提示文:
遅ればせながら『ヒトデはクモよりなぜ強い』を読んだので書評を。

ヒトデはクモよりなぜ強い

ヒトデはクモよりなぜ強い

本書では、階層的な指揮命令系統が定められている組織を「クモ型」、権限が極度に分散している階層構造を持たないネットワークの総体を「ヒトデ型」と呼んでおり、「ヒトデ型」を「ヒトデ型」たらしめるものは何で、「ヒトデ型」を有効に機能させる要素は何かの解明を試みている。
中央集権型組織と分権型組織の対比を試みている本は巷にあふれているし、本書で取り上げられる例は、グロックスター、ウィキペディア、クレイグスリストとおなじみのものが多く、左端に中央集権組織、右端に分権組織を配し、左から右に分権化が進むと何がおきるのか、という視点も語られつくされた感があり、正直はじめはかなり退屈だった。
だが、よくよく読むと、本書は「ヒトデ型」を、集権から分権への連続線上でとらえるだけでなく、「ヒトデ型」そのものをありのままにとらえようと試みていることがわかる。第4章では、その連続線上から離れ「ヒトデ型」を「ヒトデ型」たらしめる5つの構成要素が下記のようにまとめられており、非常に読み応えがある。

  • サークル(Circle:階層ではなく、共通の文化や規範によって結びついているグループ)
  • 触媒(Catalyst:サークルを創設し、軌道にのせ、権限をメンバーに委ねる人物)
  • イデオロギー(Ideology:分権型の組織をまとめる接着剤の役割を果たす価値や信念)
  • 既存のネットワーク(The Preexisting Network:サークル創設以前に存在した別のサークル)
  • 推進者(The Champion:アイデアやビジョンを実行に移す人物)

上記の構成要素は、中央集権型組織との対比というより、むしろグループ化されない不特定多数の個々人と「ヒトデ型」との差を浮き彫りにしており、その視点が大変興味深い。
そして、「ヒトデ型」をありのままにとらえよう筆者の意思が第6章で、分散型組織と如何に戦うかという他に見ないテーマを導く。本書では3つの方策が紹介されており、どうすれば「ヒトデ型」に対抗できるかだけでなく、音楽業界はP2Pネットワークとの戦いでどんな間違いをおかしているのか、についても言及されており、非常に面白い。本エントリーでは詳述はさけるが、「ヒトデ型」との戦いに苦慮している人だけではなく、「ヒトデ型」を嗜好する人も必見の内容と言える。


人が階層組織になんてものを作るずっと以前から地球上にヒトデは存在していたわけだし、また階層組織を考え出した人間の脳自体もいわゆる「ヒトデ型」だ。そういう点で「ヒトデ型」の歴史は「雲クモ型」よりはるかに長く、「ヒトデ型」をいう形態をとるということは原点回帰であり、中央集権型との連続線上だけで「ヒトデ型」理解しようとすると本質を見誤るという大事なことを本書は気付かせてくれる。
最近、旬を過ぎた「つん読」状態の本を消化することが多く、賞味期限切れの味にうんざりしていたが、本書は今もって読む価値が十分にある。『ウィキノミクス』を読んだけれども、本書をまだ読んでいない人にはお勧めの一冊。

課題:
上の書評のうち、「そして、「ヒトデ型」をありの」を含む語句で始まり「でいない人にはお勧めの一冊。」で終わる部分を、一字一句違えずに書き写してください。

資料一覧:
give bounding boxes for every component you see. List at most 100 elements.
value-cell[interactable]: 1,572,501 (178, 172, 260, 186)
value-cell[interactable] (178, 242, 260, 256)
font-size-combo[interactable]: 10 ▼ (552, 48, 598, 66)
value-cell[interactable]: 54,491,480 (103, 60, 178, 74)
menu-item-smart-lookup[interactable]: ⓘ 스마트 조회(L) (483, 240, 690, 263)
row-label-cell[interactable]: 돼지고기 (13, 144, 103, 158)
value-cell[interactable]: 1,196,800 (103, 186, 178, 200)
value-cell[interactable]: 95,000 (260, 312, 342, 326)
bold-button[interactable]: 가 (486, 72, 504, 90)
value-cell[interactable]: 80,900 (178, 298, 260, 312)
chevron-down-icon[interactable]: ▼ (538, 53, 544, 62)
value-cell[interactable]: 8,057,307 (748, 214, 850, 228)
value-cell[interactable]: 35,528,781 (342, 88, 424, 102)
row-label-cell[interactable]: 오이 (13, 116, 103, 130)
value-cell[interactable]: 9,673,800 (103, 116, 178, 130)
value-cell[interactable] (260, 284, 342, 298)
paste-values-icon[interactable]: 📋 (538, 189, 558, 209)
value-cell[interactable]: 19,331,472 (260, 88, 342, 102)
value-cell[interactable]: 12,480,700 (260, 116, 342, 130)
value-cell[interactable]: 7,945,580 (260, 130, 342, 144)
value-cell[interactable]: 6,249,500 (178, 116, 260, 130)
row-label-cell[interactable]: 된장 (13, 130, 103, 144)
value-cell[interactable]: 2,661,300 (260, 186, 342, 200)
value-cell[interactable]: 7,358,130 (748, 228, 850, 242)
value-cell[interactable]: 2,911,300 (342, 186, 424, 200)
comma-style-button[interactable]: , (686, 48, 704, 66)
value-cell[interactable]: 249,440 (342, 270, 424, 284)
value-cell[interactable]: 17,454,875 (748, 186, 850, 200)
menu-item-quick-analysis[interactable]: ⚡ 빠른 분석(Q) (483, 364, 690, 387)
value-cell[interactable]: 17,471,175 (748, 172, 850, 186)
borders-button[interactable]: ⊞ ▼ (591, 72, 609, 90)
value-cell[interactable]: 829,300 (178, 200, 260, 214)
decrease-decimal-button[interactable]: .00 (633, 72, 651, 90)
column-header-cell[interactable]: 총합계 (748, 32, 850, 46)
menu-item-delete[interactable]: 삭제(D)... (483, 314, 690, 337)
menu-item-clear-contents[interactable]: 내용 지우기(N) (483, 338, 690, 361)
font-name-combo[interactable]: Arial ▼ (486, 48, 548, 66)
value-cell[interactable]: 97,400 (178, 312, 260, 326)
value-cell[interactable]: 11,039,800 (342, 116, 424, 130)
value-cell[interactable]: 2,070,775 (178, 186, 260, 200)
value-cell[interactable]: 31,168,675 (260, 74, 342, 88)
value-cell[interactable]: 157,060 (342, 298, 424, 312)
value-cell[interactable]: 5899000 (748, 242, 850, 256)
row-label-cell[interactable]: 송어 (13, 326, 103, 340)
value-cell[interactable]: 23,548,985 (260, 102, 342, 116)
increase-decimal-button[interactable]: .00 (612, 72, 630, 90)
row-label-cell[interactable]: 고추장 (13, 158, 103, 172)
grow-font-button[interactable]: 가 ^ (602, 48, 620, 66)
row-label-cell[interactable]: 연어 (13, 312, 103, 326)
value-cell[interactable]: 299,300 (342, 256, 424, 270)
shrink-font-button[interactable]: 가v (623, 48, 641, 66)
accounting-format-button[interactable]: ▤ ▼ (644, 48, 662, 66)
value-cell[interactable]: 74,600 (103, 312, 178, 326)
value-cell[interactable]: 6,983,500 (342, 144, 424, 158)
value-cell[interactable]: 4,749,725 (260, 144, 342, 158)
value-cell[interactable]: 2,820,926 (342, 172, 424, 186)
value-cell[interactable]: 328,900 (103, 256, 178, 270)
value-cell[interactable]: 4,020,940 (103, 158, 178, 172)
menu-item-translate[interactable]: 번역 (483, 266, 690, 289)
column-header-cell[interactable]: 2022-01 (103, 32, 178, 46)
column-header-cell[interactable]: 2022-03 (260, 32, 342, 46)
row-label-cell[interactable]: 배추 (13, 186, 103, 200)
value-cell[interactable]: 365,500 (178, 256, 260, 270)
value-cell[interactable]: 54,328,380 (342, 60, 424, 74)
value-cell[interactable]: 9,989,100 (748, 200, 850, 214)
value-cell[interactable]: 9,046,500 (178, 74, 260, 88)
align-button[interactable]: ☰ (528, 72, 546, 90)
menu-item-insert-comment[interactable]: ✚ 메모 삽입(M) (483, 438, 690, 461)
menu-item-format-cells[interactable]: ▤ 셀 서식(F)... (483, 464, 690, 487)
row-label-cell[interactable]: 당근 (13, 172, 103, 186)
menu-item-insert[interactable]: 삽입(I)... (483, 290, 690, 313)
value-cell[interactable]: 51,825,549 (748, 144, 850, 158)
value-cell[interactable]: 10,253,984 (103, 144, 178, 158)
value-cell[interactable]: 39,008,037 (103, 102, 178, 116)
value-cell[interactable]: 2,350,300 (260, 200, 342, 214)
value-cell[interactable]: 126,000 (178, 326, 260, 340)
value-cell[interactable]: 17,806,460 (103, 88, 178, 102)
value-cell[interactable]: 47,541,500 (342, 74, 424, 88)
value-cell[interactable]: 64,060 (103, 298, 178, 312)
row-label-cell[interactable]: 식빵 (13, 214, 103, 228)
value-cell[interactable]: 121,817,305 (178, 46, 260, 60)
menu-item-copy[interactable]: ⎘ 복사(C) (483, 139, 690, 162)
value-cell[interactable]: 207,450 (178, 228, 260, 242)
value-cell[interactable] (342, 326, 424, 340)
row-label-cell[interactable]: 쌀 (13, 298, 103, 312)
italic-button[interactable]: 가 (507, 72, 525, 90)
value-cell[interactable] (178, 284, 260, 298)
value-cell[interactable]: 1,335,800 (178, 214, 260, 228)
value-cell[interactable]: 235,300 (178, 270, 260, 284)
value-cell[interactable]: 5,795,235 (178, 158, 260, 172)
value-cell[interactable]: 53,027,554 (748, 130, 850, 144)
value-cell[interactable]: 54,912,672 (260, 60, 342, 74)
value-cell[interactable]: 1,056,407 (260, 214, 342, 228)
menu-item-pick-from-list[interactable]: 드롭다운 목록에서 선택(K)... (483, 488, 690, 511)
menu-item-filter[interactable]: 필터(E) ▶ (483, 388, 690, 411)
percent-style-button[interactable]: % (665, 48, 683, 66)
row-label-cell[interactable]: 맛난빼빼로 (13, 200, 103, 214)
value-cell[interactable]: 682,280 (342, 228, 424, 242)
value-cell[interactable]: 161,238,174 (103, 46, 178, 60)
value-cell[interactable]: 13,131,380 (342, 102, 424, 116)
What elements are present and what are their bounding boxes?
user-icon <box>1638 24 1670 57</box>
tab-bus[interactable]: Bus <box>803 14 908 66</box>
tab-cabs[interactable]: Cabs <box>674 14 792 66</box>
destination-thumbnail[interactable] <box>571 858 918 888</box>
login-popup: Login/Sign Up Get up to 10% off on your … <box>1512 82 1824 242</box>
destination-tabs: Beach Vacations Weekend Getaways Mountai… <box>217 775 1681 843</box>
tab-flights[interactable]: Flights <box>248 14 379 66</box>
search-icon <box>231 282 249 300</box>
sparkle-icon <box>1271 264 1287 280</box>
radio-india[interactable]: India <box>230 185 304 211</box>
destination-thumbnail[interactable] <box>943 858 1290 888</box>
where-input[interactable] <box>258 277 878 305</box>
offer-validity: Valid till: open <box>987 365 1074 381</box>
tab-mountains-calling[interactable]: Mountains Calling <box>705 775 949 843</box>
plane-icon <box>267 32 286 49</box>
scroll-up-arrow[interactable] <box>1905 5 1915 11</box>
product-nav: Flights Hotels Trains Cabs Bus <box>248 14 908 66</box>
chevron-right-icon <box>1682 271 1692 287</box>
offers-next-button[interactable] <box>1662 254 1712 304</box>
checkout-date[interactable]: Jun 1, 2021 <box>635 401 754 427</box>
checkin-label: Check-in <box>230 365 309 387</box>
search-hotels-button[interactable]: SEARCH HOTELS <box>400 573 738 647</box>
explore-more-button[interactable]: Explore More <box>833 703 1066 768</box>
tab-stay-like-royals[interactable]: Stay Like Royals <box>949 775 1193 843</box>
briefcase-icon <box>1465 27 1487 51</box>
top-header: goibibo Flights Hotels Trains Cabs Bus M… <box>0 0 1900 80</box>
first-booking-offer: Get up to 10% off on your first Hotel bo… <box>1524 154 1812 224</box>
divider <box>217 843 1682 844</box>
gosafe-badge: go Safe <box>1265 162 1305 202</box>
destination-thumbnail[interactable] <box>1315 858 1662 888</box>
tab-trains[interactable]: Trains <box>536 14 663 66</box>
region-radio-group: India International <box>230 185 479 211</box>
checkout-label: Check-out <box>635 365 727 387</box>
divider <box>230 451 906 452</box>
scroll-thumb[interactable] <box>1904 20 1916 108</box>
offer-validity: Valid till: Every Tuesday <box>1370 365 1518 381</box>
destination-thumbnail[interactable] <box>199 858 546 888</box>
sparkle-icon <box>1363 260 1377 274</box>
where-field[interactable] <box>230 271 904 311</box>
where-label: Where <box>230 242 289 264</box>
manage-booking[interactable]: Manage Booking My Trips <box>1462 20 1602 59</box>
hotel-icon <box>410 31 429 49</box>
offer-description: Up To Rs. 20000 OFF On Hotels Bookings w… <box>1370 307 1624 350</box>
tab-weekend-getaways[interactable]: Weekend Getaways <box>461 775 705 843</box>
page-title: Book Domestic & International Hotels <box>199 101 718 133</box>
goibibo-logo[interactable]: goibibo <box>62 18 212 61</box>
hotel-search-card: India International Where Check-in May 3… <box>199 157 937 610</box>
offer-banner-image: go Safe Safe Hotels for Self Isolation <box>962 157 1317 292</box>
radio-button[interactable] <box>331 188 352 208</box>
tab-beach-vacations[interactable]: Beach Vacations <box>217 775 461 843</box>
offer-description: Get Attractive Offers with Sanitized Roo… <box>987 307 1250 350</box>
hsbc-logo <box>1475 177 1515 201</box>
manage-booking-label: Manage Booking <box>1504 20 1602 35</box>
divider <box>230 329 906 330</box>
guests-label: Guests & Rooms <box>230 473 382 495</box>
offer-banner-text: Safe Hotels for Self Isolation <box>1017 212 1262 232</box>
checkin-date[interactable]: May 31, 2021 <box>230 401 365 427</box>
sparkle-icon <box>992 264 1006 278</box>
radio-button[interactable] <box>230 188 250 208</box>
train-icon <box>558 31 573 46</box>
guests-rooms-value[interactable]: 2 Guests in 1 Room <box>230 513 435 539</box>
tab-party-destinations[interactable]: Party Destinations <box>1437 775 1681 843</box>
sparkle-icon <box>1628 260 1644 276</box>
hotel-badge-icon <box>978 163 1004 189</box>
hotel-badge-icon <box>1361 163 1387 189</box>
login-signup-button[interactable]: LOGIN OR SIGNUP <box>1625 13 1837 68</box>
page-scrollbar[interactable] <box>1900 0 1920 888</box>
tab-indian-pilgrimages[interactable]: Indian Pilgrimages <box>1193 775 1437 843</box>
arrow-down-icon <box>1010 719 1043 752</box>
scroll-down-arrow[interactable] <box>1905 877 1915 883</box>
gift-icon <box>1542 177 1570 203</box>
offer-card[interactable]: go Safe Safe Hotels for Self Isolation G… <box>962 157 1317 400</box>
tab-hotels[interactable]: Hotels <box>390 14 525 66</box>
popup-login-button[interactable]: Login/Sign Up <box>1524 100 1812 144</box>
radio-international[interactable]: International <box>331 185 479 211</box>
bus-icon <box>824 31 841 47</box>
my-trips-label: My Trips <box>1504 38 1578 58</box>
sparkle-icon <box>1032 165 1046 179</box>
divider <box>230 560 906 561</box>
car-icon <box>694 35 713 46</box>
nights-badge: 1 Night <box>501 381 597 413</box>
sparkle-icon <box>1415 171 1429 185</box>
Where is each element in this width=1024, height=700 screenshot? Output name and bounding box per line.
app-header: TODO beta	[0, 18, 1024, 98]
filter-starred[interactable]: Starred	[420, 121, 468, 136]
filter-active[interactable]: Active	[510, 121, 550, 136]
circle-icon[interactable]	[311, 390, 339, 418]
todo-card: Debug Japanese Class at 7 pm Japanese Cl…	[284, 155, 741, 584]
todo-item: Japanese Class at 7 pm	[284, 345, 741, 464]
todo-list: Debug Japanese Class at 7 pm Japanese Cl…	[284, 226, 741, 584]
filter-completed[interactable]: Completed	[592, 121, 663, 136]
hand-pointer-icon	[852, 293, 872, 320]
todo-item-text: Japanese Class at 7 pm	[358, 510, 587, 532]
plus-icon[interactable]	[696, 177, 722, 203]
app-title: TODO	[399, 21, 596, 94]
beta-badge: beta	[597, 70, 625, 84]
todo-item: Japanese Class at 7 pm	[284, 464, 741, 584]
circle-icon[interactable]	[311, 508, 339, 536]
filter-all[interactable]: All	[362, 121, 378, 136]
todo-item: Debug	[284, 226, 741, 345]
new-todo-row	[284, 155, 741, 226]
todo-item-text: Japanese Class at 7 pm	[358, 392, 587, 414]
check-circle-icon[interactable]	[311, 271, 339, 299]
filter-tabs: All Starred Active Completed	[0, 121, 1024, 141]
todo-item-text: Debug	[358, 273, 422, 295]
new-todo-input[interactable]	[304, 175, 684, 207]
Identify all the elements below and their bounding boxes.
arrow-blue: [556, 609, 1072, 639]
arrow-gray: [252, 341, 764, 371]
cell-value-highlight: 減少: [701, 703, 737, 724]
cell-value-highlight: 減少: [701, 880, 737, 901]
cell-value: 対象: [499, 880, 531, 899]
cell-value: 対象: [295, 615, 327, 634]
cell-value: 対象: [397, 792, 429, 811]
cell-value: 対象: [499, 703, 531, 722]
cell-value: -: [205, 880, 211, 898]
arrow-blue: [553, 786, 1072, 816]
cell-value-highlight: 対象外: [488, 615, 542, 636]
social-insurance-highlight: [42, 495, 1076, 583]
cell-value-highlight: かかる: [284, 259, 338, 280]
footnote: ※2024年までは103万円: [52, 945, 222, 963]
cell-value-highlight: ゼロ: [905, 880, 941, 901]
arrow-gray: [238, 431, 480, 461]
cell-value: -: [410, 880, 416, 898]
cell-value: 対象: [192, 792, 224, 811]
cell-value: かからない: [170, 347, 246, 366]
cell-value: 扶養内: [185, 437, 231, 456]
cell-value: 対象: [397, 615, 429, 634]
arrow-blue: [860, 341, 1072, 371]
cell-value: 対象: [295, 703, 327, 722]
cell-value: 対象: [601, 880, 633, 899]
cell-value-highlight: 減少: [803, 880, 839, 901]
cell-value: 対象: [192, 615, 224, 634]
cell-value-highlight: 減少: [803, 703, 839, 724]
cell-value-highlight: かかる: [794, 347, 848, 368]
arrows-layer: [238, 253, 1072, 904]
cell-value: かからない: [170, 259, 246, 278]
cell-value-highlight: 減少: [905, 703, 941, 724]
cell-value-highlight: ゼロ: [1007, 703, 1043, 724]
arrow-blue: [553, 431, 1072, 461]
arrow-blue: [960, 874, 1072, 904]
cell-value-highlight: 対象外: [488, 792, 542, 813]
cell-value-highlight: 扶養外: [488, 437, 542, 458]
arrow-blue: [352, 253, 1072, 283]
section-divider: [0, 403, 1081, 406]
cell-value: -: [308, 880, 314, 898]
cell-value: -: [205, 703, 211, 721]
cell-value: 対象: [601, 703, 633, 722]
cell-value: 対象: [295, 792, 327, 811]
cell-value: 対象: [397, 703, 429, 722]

解答:
そして、「ヒトデ型」をありのままにとらえよう筆者の意思が第6章で、分散型組織と如何に戦うかという他に見ないテーマを導く。本書では3つの方策が紹介されており、どうすれば「ヒトデ型」に対抗できるかだけでなく、音楽業界はP2Pネットワークとの戦いでどんな間違いをおかしているのか、についても言及されており、非常に面白い。本エントリーでは詳述はさけるが、「ヒトデ型」との戦いに苦慮している人だけではなく、「ヒトデ型」を嗜好する人も必見の内容と言える。


人が階層組織になんてものを作るずっと以前から地球上にヒトデは存在していたわけだし、また階層組織を考え出した人間の脳自体もいわゆる「ヒトデ型」だ。そういう点で「ヒトデ型」の歴史は「雲クモ型」よりはるかに長く、「ヒトデ型」をいう形態をとるということは原点回帰であり、中央集権型との連続線上だけで「ヒトデ型」理解しようとすると本質を見誤るという大事なことを本書は気付かせてくれる。
最近、旬を過ぎた「つん読」状態の本を消化することが多く、賞味期限切れの味にうんざりしていたが、本書は今もって読む価値が十分にある。『ウィキノミクス』を読んだけれども、本書をまだ読んでいない人にはお勧めの一冊。